- [BRIEF]
Reproduce each line of the material exactly, minus any picture.
====== EXTRACTED RECORDS ======
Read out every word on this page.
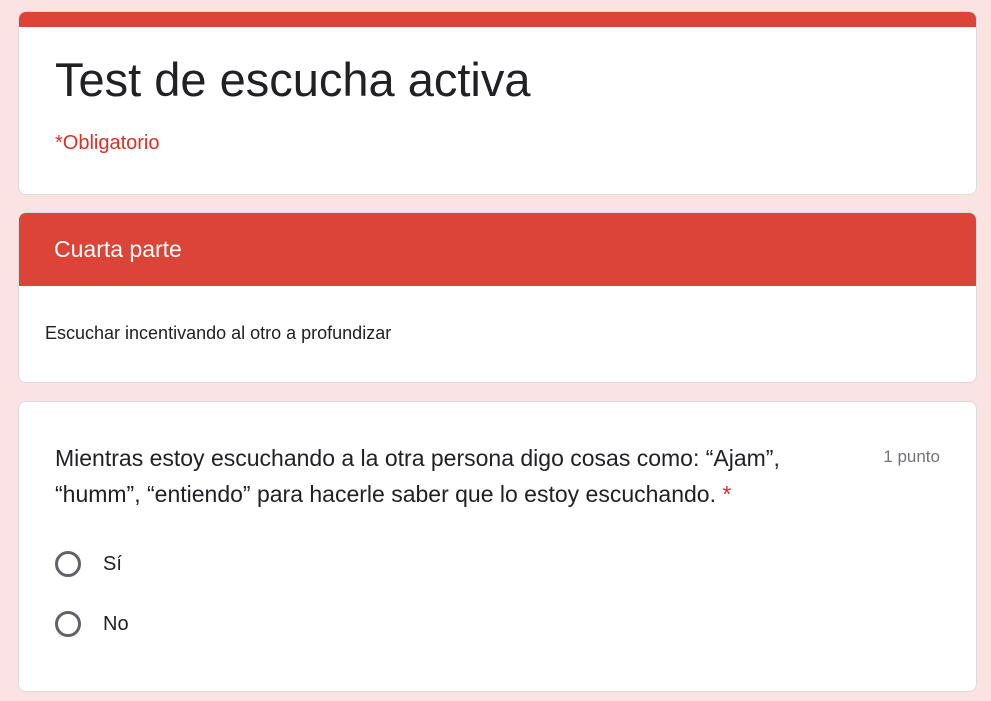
Test de escucha activa
*Obligatorio
Cuarta parte
Escuchar incentivando al otro a profundizar
Mientras estoy escuchando a la otra persona digo cosas como: “Ajam”, “humm”, “entiendo” para hacerle saber que lo estoy escuchando. *
1 punto
Sí
No
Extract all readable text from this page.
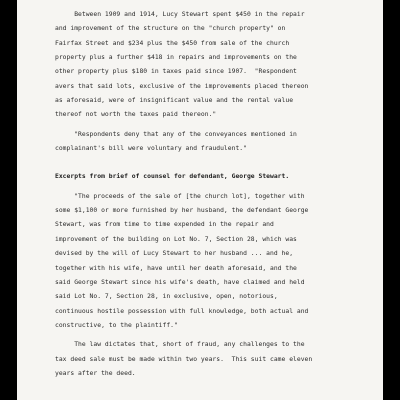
Between 1909 and 1914, Lucy Stewart spent $450 in the repair
and improvement of the structure on the "church property" on
Fairfax Street and $234 plus the $450 from sale of the church
property plus a further $418 in repairs and improvements on the
other property plus $180 in taxes paid since 1907.  "Respondent
avers that said lots, exclusive of the improvements placed thereon
as aforesaid, were of insignificant value and the rental value
thereof not worth the taxes paid thereon."

"Respondents deny that any of the conveyances mentioned in
complainant's bill were voluntary and fraudulent."

Excerpts from brief of counsel for defendant, George Stewart.

"The proceeds of the sale of [the church lot], together with
some $1,100 or more furnished by her husband, the defendant George
Stewart, was from time to time expended in the repair and
improvement of the building on Lot No. 7, Section 28, which was
devised by the will of Lucy Stewart to her husband ... and he,
together with his wife, have until her death aforesaid, and the
said George Stewart since his wife's death, have claimed and held
said Lot No. 7, Section 28, in exclusive, open, notorious,
continuous hostile possession with full knowledge, both actual and
constructive, to the plaintiff."

The law dictates that, short of fraud, any challenges to the
tax deed sale must be made within two years.  This suit came eleven
years after the deed.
======
- [SOLUTION TO THIS TASK]
Read out every word on this page.
Test de escucha activa
*Obligatorio
Cuarta parte
Escuchar incentivando al otro a profundizar
Mientras estoy escuchando a la otra persona digo cosas como: “Ajam”, “humm”, “entiendo” para hacerle saber que lo estoy escuchando. *
1 punto
Sí
No
Extract all readable text from this page.
Between 1909 and 1914, Lucy Stewart spent $450 in the repair
and improvement of the structure on the "church property" on
Fairfax Street and $234 plus the $450 from sale of the church
property plus a further $418 in repairs and improvements on the
other property plus $180 in taxes paid since 1907.  "Respondent
avers that said lots, exclusive of the improvements placed thereon
as aforesaid, were of insignificant value and the rental value
thereof not worth the taxes paid thereon."

"Respondents deny that any of the conveyances mentioned in
complainant's bill were voluntary and fraudulent."

Excerpts from brief of counsel for defendant, George Stewart.

"The proceeds of the sale of [the church lot], together with
some $1,100 or more furnished by her husband, the defendant George
Stewart, was from time to time expended in the repair and
improvement of the building on Lot No. 7, Section 28, which was
devised by the will of Lucy Stewart to her husband ... and he,
together with his wife, have until her death aforesaid, and the
said George Stewart since his wife's death, have claimed and held
said Lot No. 7, Section 28, in exclusive, open, notorious,
continuous hostile possession with full knowledge, both actual and
constructive, to the plaintiff."

The law dictates that, short of fraud, any challenges to the
tax deed sale must be made within two years.  This suit came eleven
years after the deed.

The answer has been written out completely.